──────── Data for this task ────────

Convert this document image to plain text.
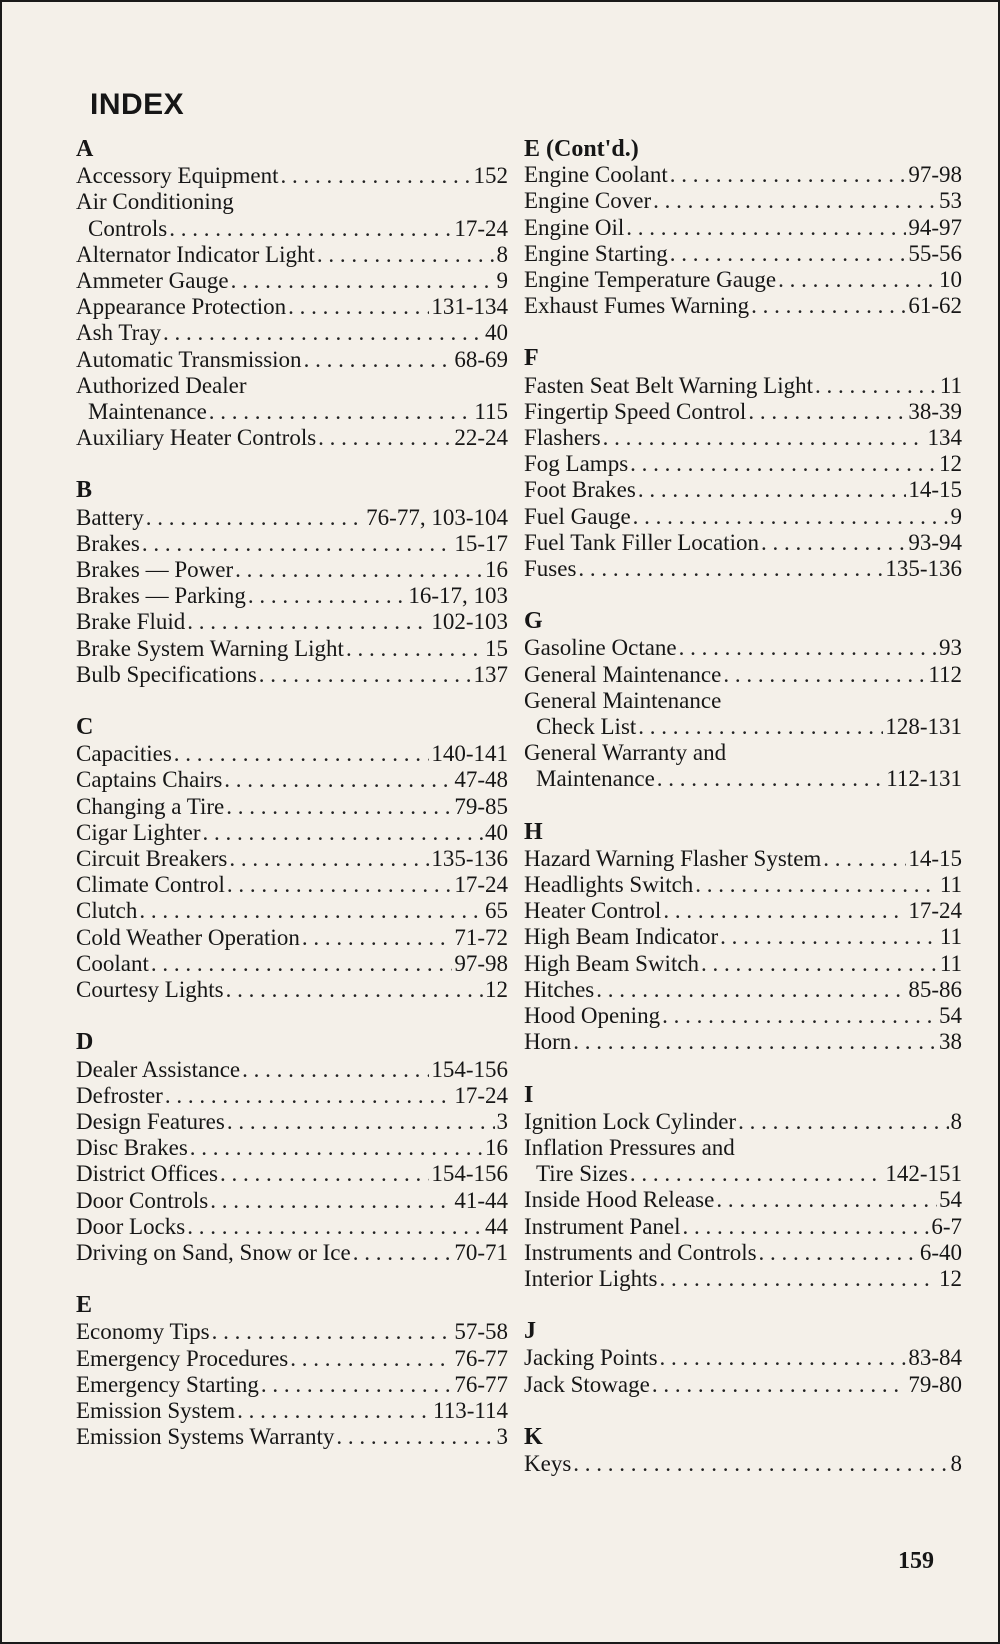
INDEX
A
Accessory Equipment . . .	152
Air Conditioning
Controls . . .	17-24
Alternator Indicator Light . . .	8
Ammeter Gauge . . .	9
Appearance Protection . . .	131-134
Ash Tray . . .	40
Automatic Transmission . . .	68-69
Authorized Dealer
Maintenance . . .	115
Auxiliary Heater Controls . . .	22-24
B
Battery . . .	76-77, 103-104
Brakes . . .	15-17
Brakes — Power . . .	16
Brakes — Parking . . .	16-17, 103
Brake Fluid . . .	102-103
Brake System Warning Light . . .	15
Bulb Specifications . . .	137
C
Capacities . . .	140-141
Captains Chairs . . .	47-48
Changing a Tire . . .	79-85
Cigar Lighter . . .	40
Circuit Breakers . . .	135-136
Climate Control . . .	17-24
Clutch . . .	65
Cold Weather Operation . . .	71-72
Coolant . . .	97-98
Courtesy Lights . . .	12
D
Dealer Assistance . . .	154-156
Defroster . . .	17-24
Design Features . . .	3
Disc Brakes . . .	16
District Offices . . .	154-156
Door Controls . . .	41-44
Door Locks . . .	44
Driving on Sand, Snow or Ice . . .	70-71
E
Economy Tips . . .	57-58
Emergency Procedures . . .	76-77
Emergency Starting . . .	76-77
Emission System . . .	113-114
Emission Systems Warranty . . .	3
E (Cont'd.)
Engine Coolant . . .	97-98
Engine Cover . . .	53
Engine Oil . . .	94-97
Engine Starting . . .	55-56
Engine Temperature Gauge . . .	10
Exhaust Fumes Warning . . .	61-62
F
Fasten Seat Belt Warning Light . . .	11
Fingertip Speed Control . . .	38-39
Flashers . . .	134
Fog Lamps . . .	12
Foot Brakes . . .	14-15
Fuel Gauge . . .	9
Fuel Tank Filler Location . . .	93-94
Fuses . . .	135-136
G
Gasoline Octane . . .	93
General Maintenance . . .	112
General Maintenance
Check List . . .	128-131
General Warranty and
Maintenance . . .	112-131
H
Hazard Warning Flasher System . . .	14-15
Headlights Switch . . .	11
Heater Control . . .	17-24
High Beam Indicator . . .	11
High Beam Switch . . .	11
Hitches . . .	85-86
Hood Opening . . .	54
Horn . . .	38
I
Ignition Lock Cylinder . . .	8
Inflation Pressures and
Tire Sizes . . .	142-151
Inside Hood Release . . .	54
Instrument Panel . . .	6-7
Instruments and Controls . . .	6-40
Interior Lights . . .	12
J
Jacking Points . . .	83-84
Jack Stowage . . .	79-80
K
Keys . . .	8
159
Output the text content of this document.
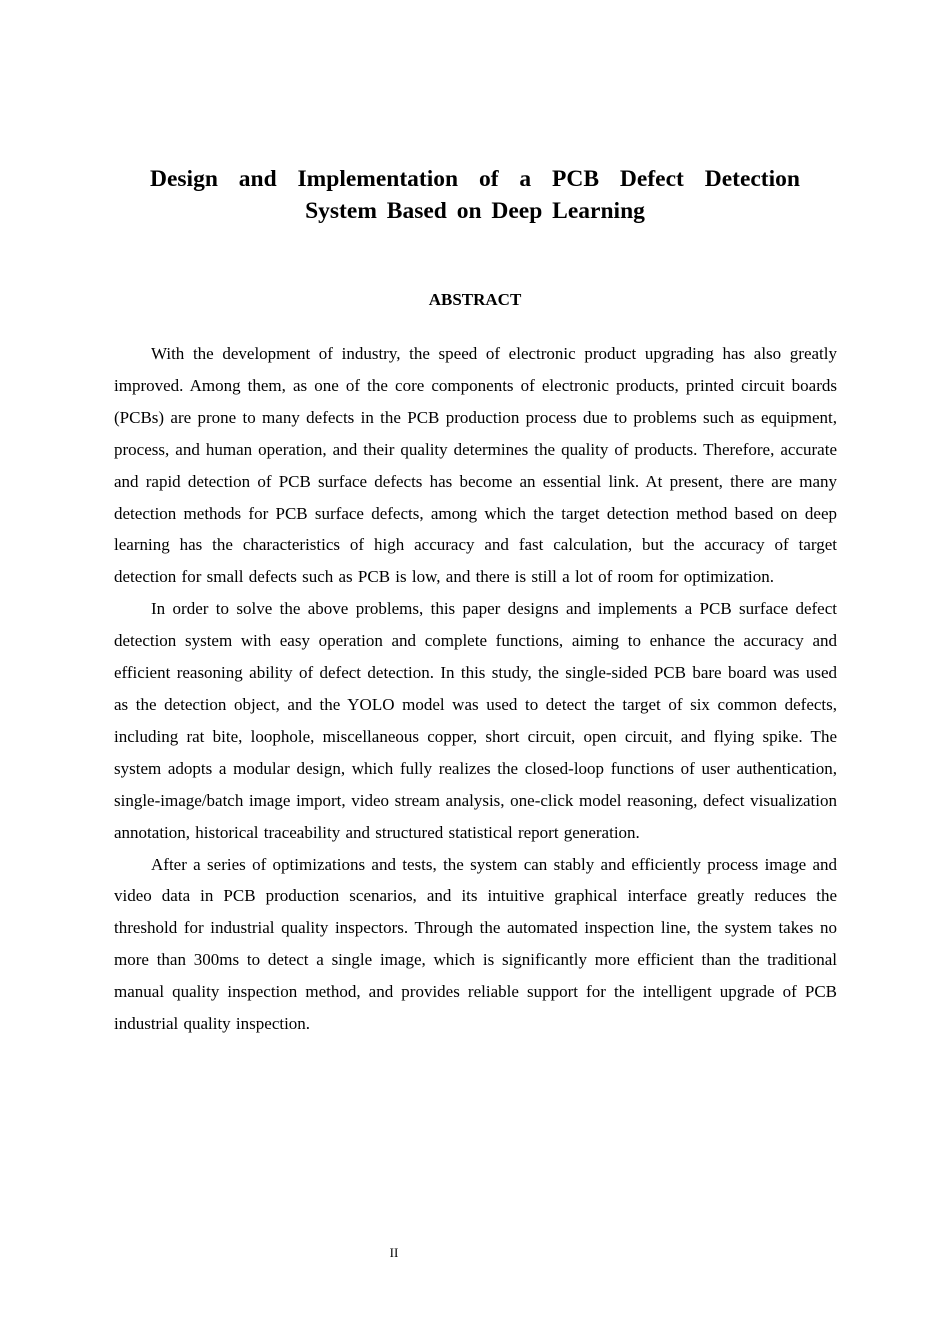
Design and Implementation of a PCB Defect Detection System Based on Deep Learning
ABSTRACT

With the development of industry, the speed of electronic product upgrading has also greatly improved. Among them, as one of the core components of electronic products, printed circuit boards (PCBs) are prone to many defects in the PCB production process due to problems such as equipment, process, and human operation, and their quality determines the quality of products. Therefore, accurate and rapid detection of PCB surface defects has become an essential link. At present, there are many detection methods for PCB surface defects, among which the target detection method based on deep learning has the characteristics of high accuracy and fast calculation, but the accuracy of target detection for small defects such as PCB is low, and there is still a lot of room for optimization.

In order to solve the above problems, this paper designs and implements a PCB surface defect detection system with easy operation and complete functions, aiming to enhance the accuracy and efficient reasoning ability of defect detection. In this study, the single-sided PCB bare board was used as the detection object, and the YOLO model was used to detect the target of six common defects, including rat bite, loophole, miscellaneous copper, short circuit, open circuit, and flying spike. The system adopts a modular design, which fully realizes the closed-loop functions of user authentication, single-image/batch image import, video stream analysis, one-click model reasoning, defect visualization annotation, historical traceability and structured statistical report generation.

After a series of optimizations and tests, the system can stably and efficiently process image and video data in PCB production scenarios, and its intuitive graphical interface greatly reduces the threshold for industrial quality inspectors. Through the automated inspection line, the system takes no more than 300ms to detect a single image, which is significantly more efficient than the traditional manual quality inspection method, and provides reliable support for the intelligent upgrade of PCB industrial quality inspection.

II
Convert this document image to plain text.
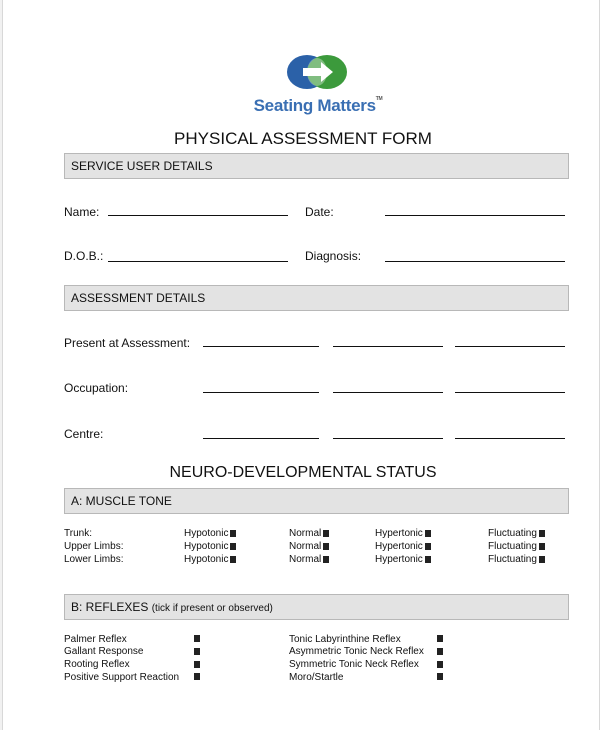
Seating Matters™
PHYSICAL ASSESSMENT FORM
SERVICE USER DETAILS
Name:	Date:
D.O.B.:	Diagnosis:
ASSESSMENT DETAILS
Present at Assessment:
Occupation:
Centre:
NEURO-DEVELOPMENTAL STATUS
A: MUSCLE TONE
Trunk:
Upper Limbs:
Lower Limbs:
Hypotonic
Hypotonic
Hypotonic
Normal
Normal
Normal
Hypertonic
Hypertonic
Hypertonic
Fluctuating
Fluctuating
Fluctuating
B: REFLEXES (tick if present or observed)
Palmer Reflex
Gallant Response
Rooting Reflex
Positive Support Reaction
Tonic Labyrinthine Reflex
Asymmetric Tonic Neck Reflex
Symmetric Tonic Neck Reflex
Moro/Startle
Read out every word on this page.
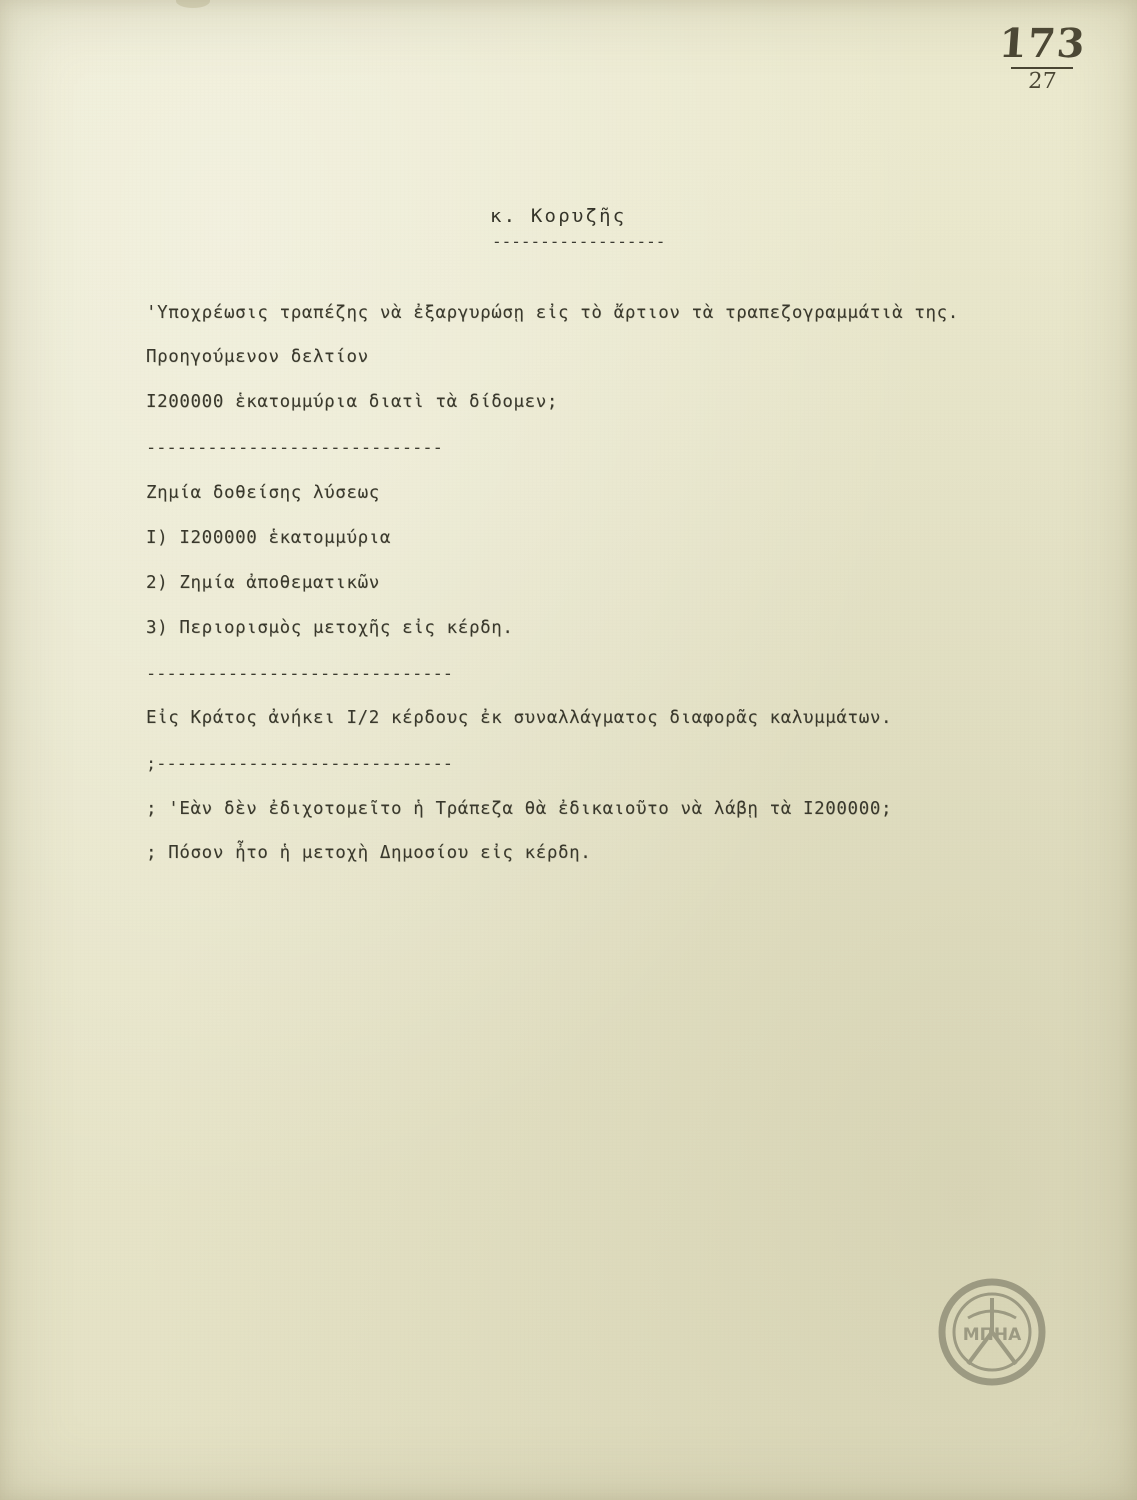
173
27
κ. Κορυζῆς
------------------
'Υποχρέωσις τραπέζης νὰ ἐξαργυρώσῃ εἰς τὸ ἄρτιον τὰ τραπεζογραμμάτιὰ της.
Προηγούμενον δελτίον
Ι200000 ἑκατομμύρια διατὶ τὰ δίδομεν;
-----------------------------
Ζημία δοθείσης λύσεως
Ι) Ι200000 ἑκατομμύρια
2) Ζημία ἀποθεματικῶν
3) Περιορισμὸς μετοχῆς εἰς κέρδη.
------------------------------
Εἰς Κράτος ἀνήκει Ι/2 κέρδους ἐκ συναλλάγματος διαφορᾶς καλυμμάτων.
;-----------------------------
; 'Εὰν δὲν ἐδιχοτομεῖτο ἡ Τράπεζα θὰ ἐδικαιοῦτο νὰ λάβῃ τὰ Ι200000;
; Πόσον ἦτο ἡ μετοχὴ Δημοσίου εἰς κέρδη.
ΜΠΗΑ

────────

§ Required task
Reproduce all of the entries word for word, skipping any pictures they hold.

§ Reply
Convert this document image to plain text.
INDEX
A
Accessory Equipment . . .	152
Air Conditioning
Controls . . .	17-24
Alternator Indicator Light . . .	8
Ammeter Gauge . . .	9
Appearance Protection . . .	131-134
Ash Tray . . .	40
Automatic Transmission . . .	68-69
Authorized Dealer
Maintenance . . .	115
Auxiliary Heater Controls . . .	22-24
B
Battery . . .	76-77, 103-104
Brakes . . .	15-17
Brakes — Power . . .	16
Brakes — Parking . . .	16-17, 103
Brake Fluid . . .	102-103
Brake System Warning Light . . .	15
Bulb Specifications . . .	137
C
Capacities . . .	140-141
Captains Chairs . . .	47-48
Changing a Tire . . .	79-85
Cigar Lighter . . .	40
Circuit Breakers . . .	135-136
Climate Control . . .	17-24
Clutch . . .	65
Cold Weather Operation . . .	71-72
Coolant . . .	97-98
Courtesy Lights . . .	12
D
Dealer Assistance . . .	154-156
Defroster . . .	17-24
Design Features . . .	3
Disc Brakes . . .	16
District Offices . . .	154-156
Door Controls . . .	41-44
Door Locks . . .	44
Driving on Sand, Snow or Ice . . .	70-71
E
Economy Tips . . .	57-58
Emergency Procedures . . .	76-77
Emergency Starting . . .	76-77
Emission System . . .	113-114
Emission Systems Warranty . . .	3
E (Cont'd.)
Engine Coolant . . .	97-98
Engine Cover . . .	53
Engine Oil . . .	94-97
Engine Starting . . .	55-56
Engine Temperature Gauge . . .	10
Exhaust Fumes Warning . . .	61-62
F
Fasten Seat Belt Warning Light . . .	11
Fingertip Speed Control . . .	38-39
Flashers . . .	134
Fog Lamps . . .	12
Foot Brakes . . .	14-15
Fuel Gauge . . .	9
Fuel Tank Filler Location . . .	93-94
Fuses . . .	135-136
G
Gasoline Octane . . .	93
General Maintenance . . .	112
General Maintenance
Check List . . .	128-131
General Warranty and
Maintenance . . .	112-131
H
Hazard Warning Flasher System . . .	14-15
Headlights Switch . . .	11
Heater Control . . .	17-24
High Beam Indicator . . .	11
High Beam Switch . . .	11
Hitches . . .	85-86
Hood Opening . . .	54
Horn . . .	38
I
Ignition Lock Cylinder . . .	8
Inflation Pressures and
Tire Sizes . . .	142-151
Inside Hood Release . . .	54
Instrument Panel . . .	6-7
Instruments and Controls . . .	6-40
Interior Lights . . .	12
J
Jacking Points . . .	83-84
Jack Stowage . . .	79-80
K
Keys . . .	8
159
Output the text content of this document.
Design and Implementation of a PCB Defect Detection System Based on Deep Learning
ABSTRACT

With the development of industry, the speed of electronic product upgrading has also greatly improved. Among them, as one of the core components of electronic products, printed circuit boards (PCBs) are prone to many defects in the PCB production process due to problems such as equipment, process, and human operation, and their quality determines the quality of products. Therefore, accurate and rapid detection of PCB surface defects has become an essential link. At present, there are many detection methods for PCB surface defects, among which the target detection method based on deep learning has the characteristics of high accuracy and fast calculation, but the accuracy of target detection for small defects such as PCB is low, and there is still a lot of room for optimization.

In order to solve the above problems, this paper designs and implements a PCB surface defect detection system with easy operation and complete functions, aiming to enhance the accuracy and efficient reasoning ability of defect detection. In this study, the single-sided PCB bare board was used as the detection object, and the YOLO model was used to detect the target of six common defects, including rat bite, loophole, miscellaneous copper, short circuit, open circuit, and flying spike. The system adopts a modular design, which fully realizes the closed-loop functions of user authentication, single-image/batch image import, video stream analysis, one-click model reasoning, defect visualization annotation, historical traceability and structured statistical report generation.

After a series of optimizations and tests, the system can stably and efficiently process image and video data in PCB production scenarios, and its intuitive graphical interface greatly reduces the threshold for industrial quality inspectors. Through the automated inspection line, the system takes no more than 300ms to detect a single image, which is significantly more efficient than the traditional manual quality inspection method, and provides reliable support for the intelligent upgrade of PCB industrial quality inspection.

II
Convert this document image to plain text.
Seating Matters™
PHYSICAL ASSESSMENT FORM
SERVICE USER DETAILS
Name:	Date:
D.O.B.:	Diagnosis:
ASSESSMENT DETAILS
Present at Assessment:
Occupation:
Centre:
NEURO-DEVELOPMENTAL STATUS
A: MUSCLE TONE
Trunk:
Upper Limbs:
Lower Limbs:
Hypotonic
Hypotonic
Hypotonic
Normal
Normal
Normal
Hypertonic
Hypertonic
Hypertonic
Fluctuating
Fluctuating
Fluctuating
B: REFLEXES (tick if present or observed)
Palmer Reflex
Gallant Response
Rooting Reflex
Positive Support Reaction
Tonic Labyrinthine Reflex
Asymmetric Tonic Neck Reflex
Symmetric Tonic Neck Reflex
Moro/Startle
Read out every word on this page.
173
27
κ. Κορυζῆς
------------------
'Υποχρέωσις τραπέζης νὰ ἐξαργυρώσῃ εἰς τὸ ἄρτιον τὰ τραπεζογραμμάτιὰ της.
Προηγούμενον δελτίον
Ι200000 ἑκατομμύρια διατὶ τὰ δίδομεν;
-----------------------------
Ζημία δοθείσης λύσεως
Ι) Ι200000 ἑκατομμύρια
2) Ζημία ἀποθεματικῶν
3) Περιορισμὸς μετοχῆς εἰς κέρδη.
------------------------------
Εἰς Κράτος ἀνήκει Ι/2 κέρδους ἐκ συναλλάγματος διαφορᾶς καλυμμάτων.
;-----------------------------
; 'Εὰν δὲν ἐδιχοτομεῖτο ἡ Τράπεζα θὰ ἐδικαιοῦτο νὰ λάβῃ τὰ Ι200000;
; Πόσον ἦτο ἡ μετοχὴ Δημοσίου εἰς κέρδη.
ΜΠΗΑ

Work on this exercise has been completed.